* Available records

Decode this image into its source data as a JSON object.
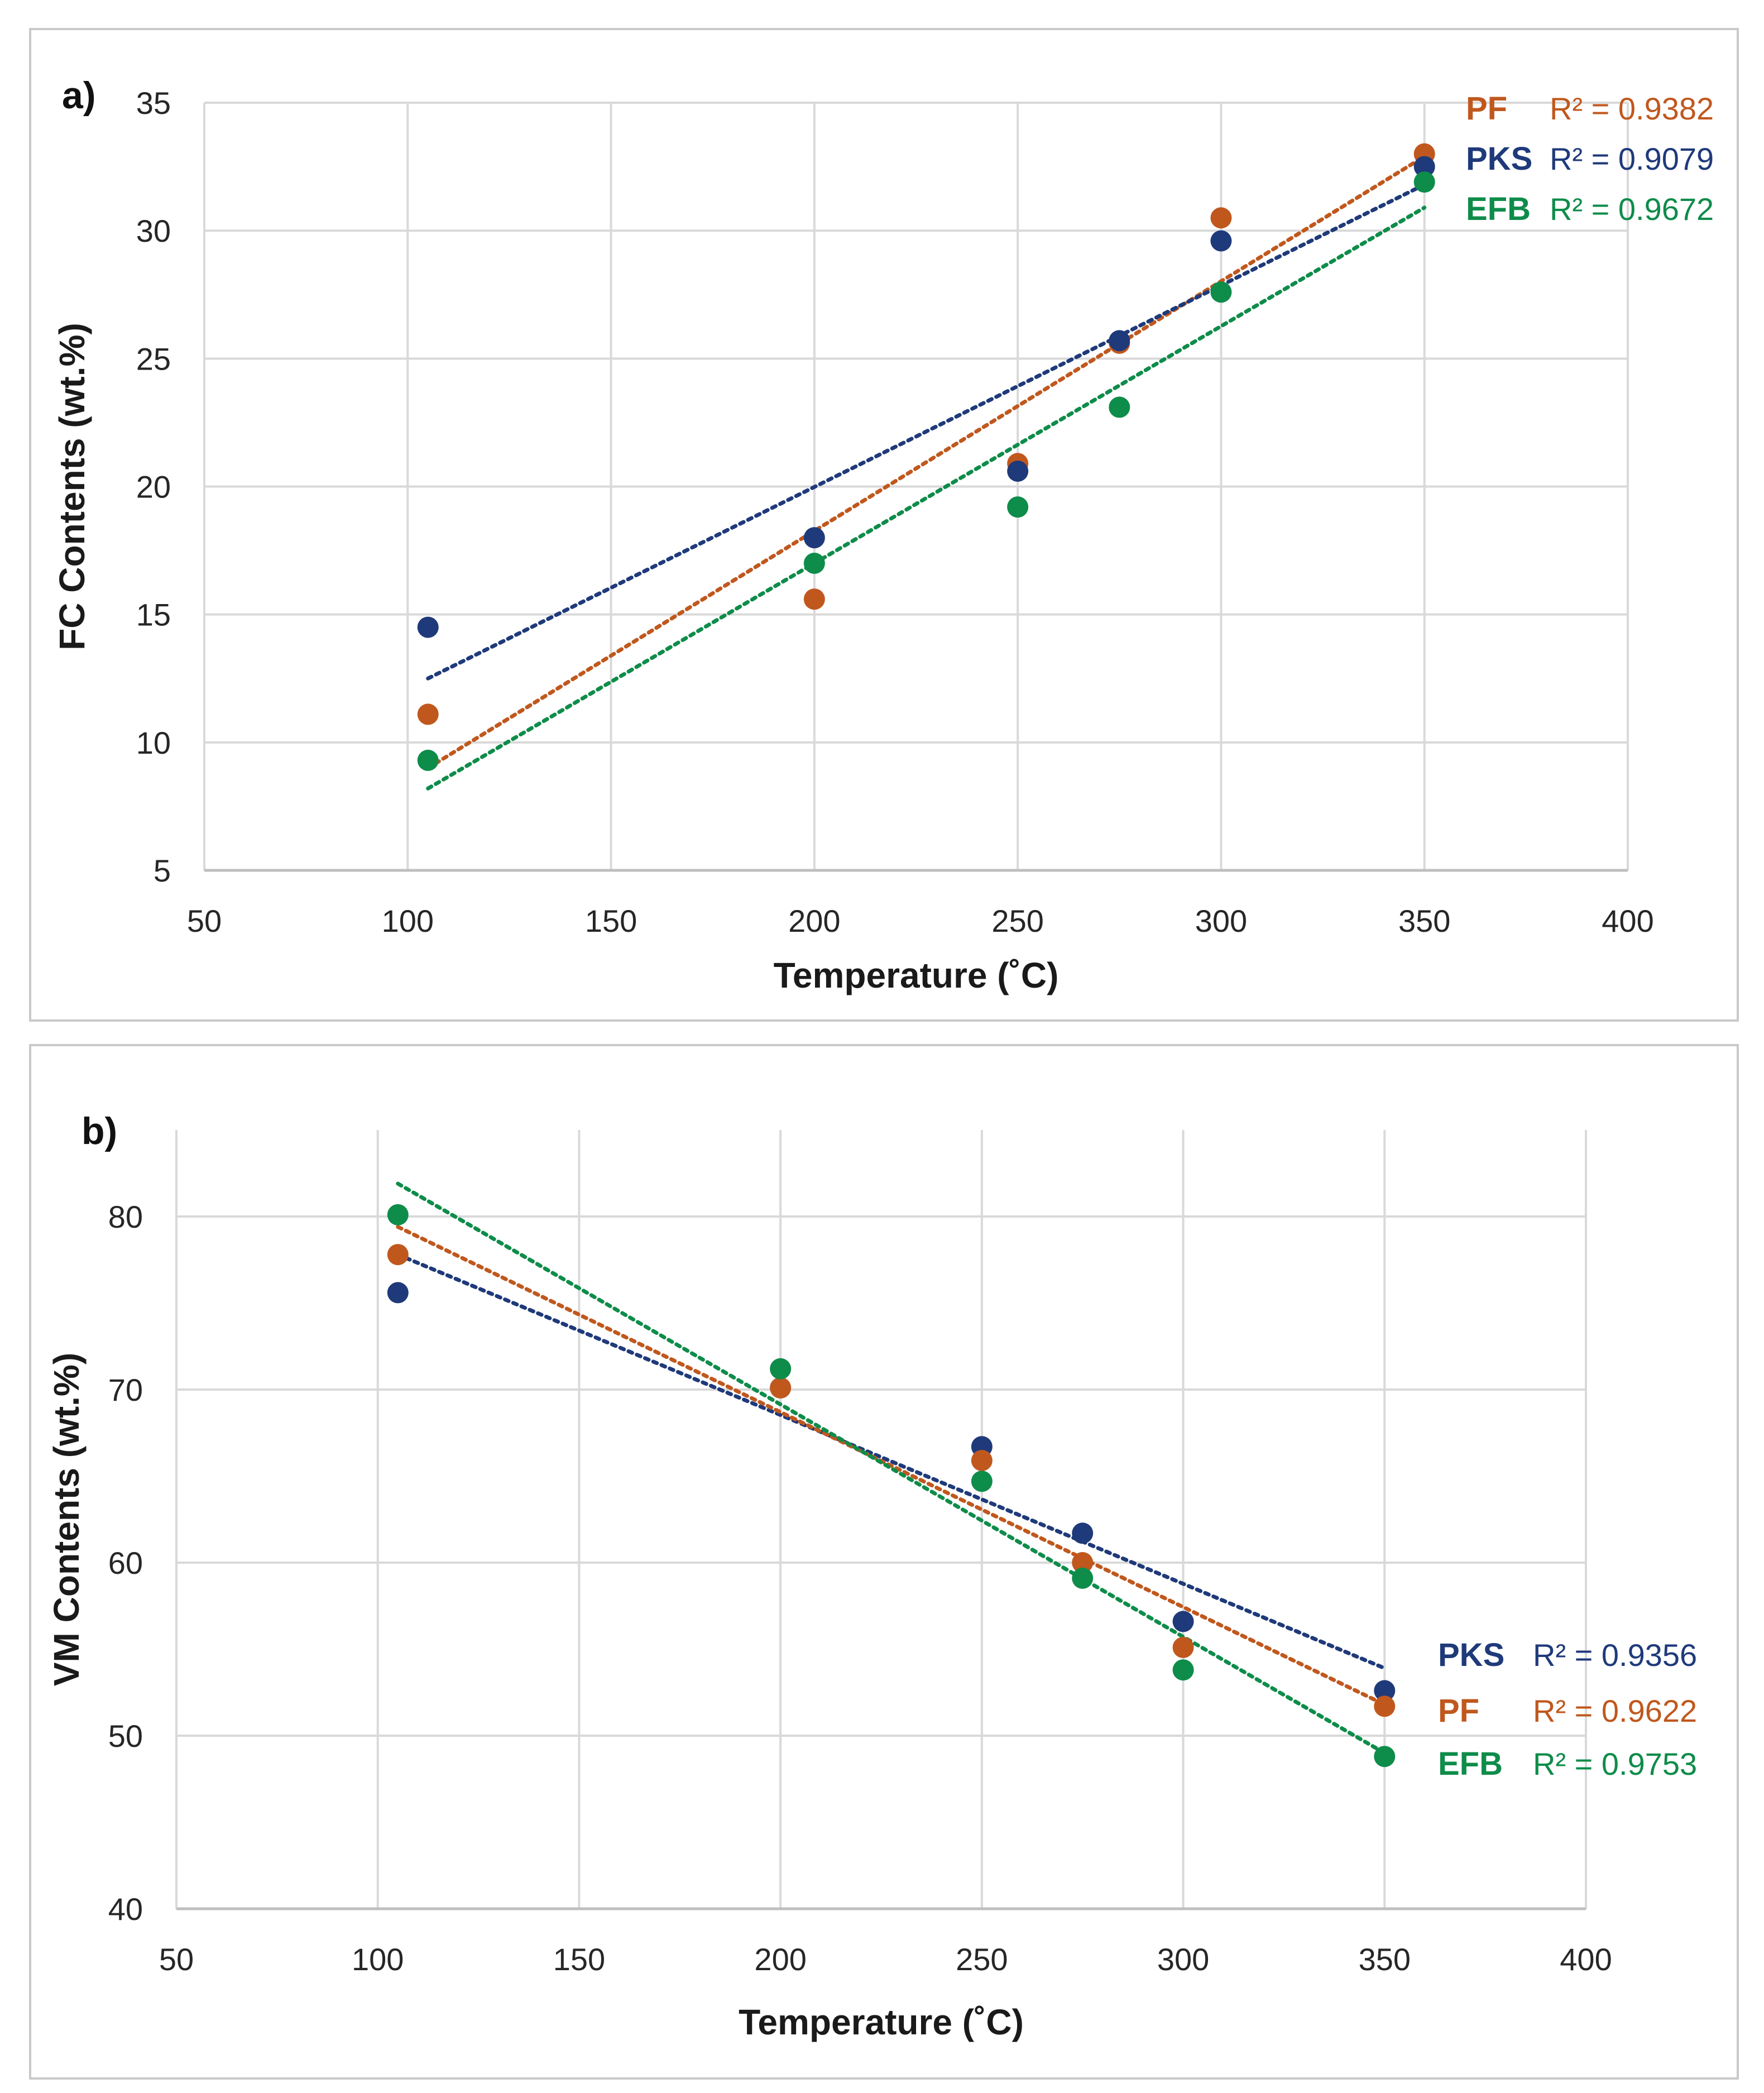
{
  "colors": {
    "PF": "#C0581E",
    "PKS": "#1F3A7A",
    "EFB": "#0E8C4A",
    "grid": "#D9D9D9"
  },
  "chart_data": [
    {
      "type": "scatter",
      "panel_label": "a)",
      "xlabel": "Temperature (˚C)",
      "ylabel": "FC Contents (wt.%)",
      "xlim": [
        50,
        400
      ],
      "ylim": [
        5,
        35
      ],
      "xticks": [
        50,
        100,
        150,
        200,
        250,
        300,
        350,
        400
      ],
      "yticks": [
        5,
        10,
        15,
        20,
        25,
        30,
        35
      ],
      "xtick_labels": [
        "50",
        "100",
        "150",
        "200",
        "250",
        "300",
        "350",
        "400"
      ],
      "ytick_labels": [
        "5",
        "10",
        "15",
        "20",
        "25",
        "30",
        "35"
      ],
      "grid": true,
      "legend_position": "top-right",
      "series": [
        {
          "name": "PF",
          "x": [
            105,
            200,
            250,
            275,
            300,
            350
          ],
          "y": [
            11.1,
            15.6,
            20.9,
            25.6,
            30.5,
            33.0
          ],
          "trend": [
            105,
            9.0,
            350,
            32.9
          ],
          "r2": "R² = 0.9382"
        },
        {
          "name": "PKS",
          "x": [
            105,
            200,
            250,
            275,
            300,
            350
          ],
          "y": [
            14.5,
            18.0,
            20.6,
            25.7,
            29.6,
            32.5
          ],
          "trend": [
            105,
            12.5,
            350,
            31.8
          ],
          "r2": "R² = 0.9079"
        },
        {
          "name": "EFB",
          "x": [
            105,
            200,
            250,
            275,
            300,
            350
          ],
          "y": [
            9.3,
            17.0,
            19.2,
            23.1,
            27.6,
            31.9
          ],
          "trend": [
            105,
            8.2,
            350,
            30.9
          ],
          "r2": "R² = 0.9672"
        }
      ],
      "legend_order": [
        "PF",
        "PKS",
        "EFB"
      ]
    },
    {
      "type": "scatter",
      "panel_label": "b)",
      "xlabel": "Temperature (˚C)",
      "ylabel": "VM Contents (wt.%)",
      "xlim": [
        50,
        400
      ],
      "ylim": [
        40,
        85
      ],
      "xticks": [
        50,
        100,
        150,
        200,
        250,
        300,
        350,
        400
      ],
      "yticks": [
        40,
        50,
        60,
        70,
        80
      ],
      "xtick_labels": [
        "50",
        "100",
        "150",
        "200",
        "250",
        "300",
        "350",
        "400"
      ],
      "ytick_labels": [
        "40",
        "50",
        "60",
        "70",
        "80"
      ],
      "grid": true,
      "legend_position": "bottom-right",
      "series": [
        {
          "name": "PKS",
          "x": [
            105,
            200,
            250,
            275,
            300,
            350
          ],
          "y": [
            75.6,
            70.1,
            66.7,
            61.7,
            56.6,
            52.6
          ],
          "trend": [
            105,
            77.8,
            350,
            53.9
          ],
          "r2": "R² = 0.9356"
        },
        {
          "name": "PF",
          "x": [
            105,
            200,
            250,
            275,
            300,
            350
          ],
          "y": [
            77.8,
            70.1,
            65.9,
            60.0,
            55.1,
            51.7
          ],
          "trend": [
            105,
            79.4,
            350,
            51.8
          ],
          "r2": "R² = 0.9622"
        },
        {
          "name": "EFB",
          "x": [
            105,
            200,
            250,
            275,
            300,
            350
          ],
          "y": [
            80.1,
            71.2,
            64.7,
            59.1,
            53.8,
            48.8
          ],
          "trend": [
            105,
            81.9,
            350,
            49.0
          ],
          "r2": "R² = 0.9753"
        }
      ],
      "legend_order": [
        "PKS",
        "PF",
        "EFB"
      ]
    }
  ]
}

* Job
Where a line above holds the string "Contents", show that line.

* Complete response
      "ylabel": "FC Contents (wt.%)",
      "ylabel": "VM Contents (wt.%)",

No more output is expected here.